#### Task description
Exactly as written, give back every record below.

Data entries
.....
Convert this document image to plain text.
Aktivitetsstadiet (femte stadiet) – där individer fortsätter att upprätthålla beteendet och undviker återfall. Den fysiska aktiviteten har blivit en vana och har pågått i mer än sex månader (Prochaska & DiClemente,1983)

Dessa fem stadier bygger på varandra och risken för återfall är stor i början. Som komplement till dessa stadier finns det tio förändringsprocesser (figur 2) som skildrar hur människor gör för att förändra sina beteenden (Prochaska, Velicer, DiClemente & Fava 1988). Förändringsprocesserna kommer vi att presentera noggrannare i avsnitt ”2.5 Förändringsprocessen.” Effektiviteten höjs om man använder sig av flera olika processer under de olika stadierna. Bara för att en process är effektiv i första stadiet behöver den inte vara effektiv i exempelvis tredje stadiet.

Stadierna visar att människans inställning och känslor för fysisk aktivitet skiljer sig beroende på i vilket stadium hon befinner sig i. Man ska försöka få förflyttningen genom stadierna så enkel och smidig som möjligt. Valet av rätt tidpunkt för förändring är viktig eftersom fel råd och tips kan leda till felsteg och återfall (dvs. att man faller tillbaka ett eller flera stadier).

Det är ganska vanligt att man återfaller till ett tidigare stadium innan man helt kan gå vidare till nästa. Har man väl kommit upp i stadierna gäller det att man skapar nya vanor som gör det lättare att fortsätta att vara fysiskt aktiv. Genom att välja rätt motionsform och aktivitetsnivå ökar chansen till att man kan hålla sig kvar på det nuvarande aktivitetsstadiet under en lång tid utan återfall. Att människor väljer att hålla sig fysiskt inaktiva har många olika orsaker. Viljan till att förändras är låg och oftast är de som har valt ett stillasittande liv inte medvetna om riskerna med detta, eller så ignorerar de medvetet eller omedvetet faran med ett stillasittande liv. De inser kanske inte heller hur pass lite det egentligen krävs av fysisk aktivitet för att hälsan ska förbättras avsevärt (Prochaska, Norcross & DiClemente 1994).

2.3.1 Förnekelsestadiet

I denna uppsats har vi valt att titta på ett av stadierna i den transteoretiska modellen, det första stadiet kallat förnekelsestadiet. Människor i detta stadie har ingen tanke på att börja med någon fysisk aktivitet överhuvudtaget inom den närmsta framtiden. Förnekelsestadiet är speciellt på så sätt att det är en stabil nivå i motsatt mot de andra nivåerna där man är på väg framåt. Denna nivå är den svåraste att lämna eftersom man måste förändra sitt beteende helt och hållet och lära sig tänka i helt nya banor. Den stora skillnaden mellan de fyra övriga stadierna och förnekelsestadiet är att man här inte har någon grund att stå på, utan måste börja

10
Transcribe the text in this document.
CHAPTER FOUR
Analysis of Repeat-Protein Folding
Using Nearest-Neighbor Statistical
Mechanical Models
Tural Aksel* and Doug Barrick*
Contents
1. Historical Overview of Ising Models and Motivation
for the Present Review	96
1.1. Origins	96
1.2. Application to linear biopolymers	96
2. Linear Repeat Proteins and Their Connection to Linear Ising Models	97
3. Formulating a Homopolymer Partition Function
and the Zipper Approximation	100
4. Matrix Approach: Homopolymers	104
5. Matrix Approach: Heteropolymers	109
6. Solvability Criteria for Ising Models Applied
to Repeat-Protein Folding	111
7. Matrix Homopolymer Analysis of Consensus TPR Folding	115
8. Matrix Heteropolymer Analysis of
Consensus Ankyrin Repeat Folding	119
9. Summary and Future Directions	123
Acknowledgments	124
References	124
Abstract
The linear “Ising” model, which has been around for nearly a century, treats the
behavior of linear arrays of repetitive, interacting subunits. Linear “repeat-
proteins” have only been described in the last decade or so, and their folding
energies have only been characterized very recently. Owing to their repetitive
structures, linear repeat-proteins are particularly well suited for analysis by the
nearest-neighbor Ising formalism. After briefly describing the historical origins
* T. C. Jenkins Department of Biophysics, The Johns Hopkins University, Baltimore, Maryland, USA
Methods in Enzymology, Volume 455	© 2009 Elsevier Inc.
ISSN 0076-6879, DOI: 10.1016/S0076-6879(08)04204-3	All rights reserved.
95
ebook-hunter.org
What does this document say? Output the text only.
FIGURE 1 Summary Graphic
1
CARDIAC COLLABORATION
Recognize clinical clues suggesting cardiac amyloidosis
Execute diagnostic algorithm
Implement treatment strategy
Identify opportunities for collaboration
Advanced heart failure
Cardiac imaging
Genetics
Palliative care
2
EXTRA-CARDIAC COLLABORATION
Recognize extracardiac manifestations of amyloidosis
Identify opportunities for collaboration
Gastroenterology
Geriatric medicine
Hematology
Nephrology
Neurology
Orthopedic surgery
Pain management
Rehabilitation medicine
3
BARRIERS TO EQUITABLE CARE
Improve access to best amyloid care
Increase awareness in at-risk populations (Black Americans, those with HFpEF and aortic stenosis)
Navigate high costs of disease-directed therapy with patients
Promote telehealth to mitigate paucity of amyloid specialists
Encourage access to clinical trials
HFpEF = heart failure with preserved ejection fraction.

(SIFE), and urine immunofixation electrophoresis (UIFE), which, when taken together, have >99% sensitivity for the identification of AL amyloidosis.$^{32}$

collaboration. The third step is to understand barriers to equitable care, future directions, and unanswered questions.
.....
#### Task result
Convert this document image to plain text.
Aktivitetsstadiet (femte stadiet) – där individer fortsätter att upprätthålla beteendet och undviker återfall. Den fysiska aktiviteten har blivit en vana och har pågått i mer än sex månader (Prochaska & DiClemente,1983)

Dessa fem stadier bygger på varandra och risken för återfall är stor i början. Som komplement till dessa stadier finns det tio förändringsprocesser (figur 2) som skildrar hur människor gör för att förändra sina beteenden (Prochaska, Velicer, DiClemente & Fava 1988). Förändringsprocesserna kommer vi att presentera noggrannare i avsnitt ”2.5 Förändringsprocessen.” Effektiviteten höjs om man använder sig av flera olika processer under de olika stadierna. Bara för att en process är effektiv i första stadiet behöver den inte vara effektiv i exempelvis tredje stadiet.

Stadierna visar att människans inställning och känslor för fysisk aktivitet skiljer sig beroende på i vilket stadium hon befinner sig i. Man ska försöka få förflyttningen genom stadierna så enkel och smidig som möjligt. Valet av rätt tidpunkt för förändring är viktig eftersom fel råd och tips kan leda till felsteg och återfall (dvs. att man faller tillbaka ett eller flera stadier).

Det är ganska vanligt att man återfaller till ett tidigare stadium innan man helt kan gå vidare till nästa. Har man väl kommit upp i stadierna gäller det att man skapar nya vanor som gör det lättare att fortsätta att vara fysiskt aktiv. Genom att välja rätt motionsform och aktivitetsnivå ökar chansen till att man kan hålla sig kvar på det nuvarande aktivitetsstadiet under en lång tid utan återfall. Att människor väljer att hålla sig fysiskt inaktiva har många olika orsaker. Viljan till att förändras är låg och oftast är de som har valt ett stillasittande liv inte medvetna om riskerna med detta, eller så ignorerar de medvetet eller omedvetet faran med ett stillasittande liv. De inser kanske inte heller hur pass lite det egentligen krävs av fysisk aktivitet för att hälsan ska förbättras avsevärt (Prochaska, Norcross & DiClemente 1994).

2.3.1 Förnekelsestadiet

I denna uppsats har vi valt att titta på ett av stadierna i den transteoretiska modellen, det första stadiet kallat förnekelsestadiet. Människor i detta stadie har ingen tanke på att börja med någon fysisk aktivitet överhuvudtaget inom den närmsta framtiden. Förnekelsestadiet är speciellt på så sätt att det är en stabil nivå i motsatt mot de andra nivåerna där man är på väg framåt. Denna nivå är den svåraste att lämna eftersom man måste förändra sitt beteende helt och hållet och lära sig tänka i helt nya banor. Den stora skillnaden mellan de fyra övriga stadierna och förnekelsestadiet är att man här inte har någon grund att stå på, utan måste börja

10
Transcribe the text in this document.
CHAPTER FOUR
Analysis of Repeat-Protein Folding
Using Nearest-Neighbor Statistical
Mechanical Models
Tural Aksel* and Doug Barrick*
Contents
1. Historical Overview of Ising Models and Motivation
for the Present Review	96
1.1. Origins	96
1.2. Application to linear biopolymers	96
2. Linear Repeat Proteins and Their Connection to Linear Ising Models	97
3. Formulating a Homopolymer Partition Function
and the Zipper Approximation	100
4. Matrix Approach: Homopolymers	104
5. Matrix Approach: Heteropolymers	109
6. Solvability Criteria for Ising Models Applied
to Repeat-Protein Folding	111
7. Matrix Homopolymer Analysis of Consensus TPR Folding	115
8. Matrix Heteropolymer Analysis of
Consensus Ankyrin Repeat Folding	119
9. Summary and Future Directions	123
Acknowledgments	124
References	124
Abstract
The linear “Ising” model, which has been around for nearly a century, treats the
behavior of linear arrays of repetitive, interacting subunits. Linear “repeat-
proteins” have only been described in the last decade or so, and their folding
energies have only been characterized very recently. Owing to their repetitive
structures, linear repeat-proteins are particularly well suited for analysis by the
nearest-neighbor Ising formalism. After briefly describing the historical origins
* T. C. Jenkins Department of Biophysics, The Johns Hopkins University, Baltimore, Maryland, USA
Methods in Enzymology, Volume 455	© 2009 Elsevier Inc.
ISSN 0076-6879, DOI: 10.1016/S0076-6879(08)04204-3	All rights reserved.
95
ebook-hunter.org
What does this document say? Output the text only.
FIGURE 1 Summary Graphic
1
CARDIAC COLLABORATION
Recognize clinical clues suggesting cardiac amyloidosis
Execute diagnostic algorithm
Implement treatment strategy
Identify opportunities for collaboration
Advanced heart failure
Cardiac imaging
Genetics
Palliative care
2
EXTRA-CARDIAC COLLABORATION
Recognize extracardiac manifestations of amyloidosis
Identify opportunities for collaboration
Gastroenterology
Geriatric medicine
Hematology
Nephrology
Neurology
Orthopedic surgery
Pain management
Rehabilitation medicine
3
BARRIERS TO EQUITABLE CARE
Improve access to best amyloid care
Increase awareness in at-risk populations (Black Americans, those with HFpEF and aortic stenosis)
Navigate high costs of disease-directed therapy with patients
Promote telehealth to mitigate paucity of amyloid specialists
Encourage access to clinical trials
HFpEF = heart failure with preserved ejection fraction.

(SIFE), and urine immunofixation electrophoresis (UIFE), which, when taken together, have >99% sensitivity for the identification of AL amyloidosis.$^{32}$

collaboration. The third step is to understand barriers to equitable care, future directions, and unanswered questions.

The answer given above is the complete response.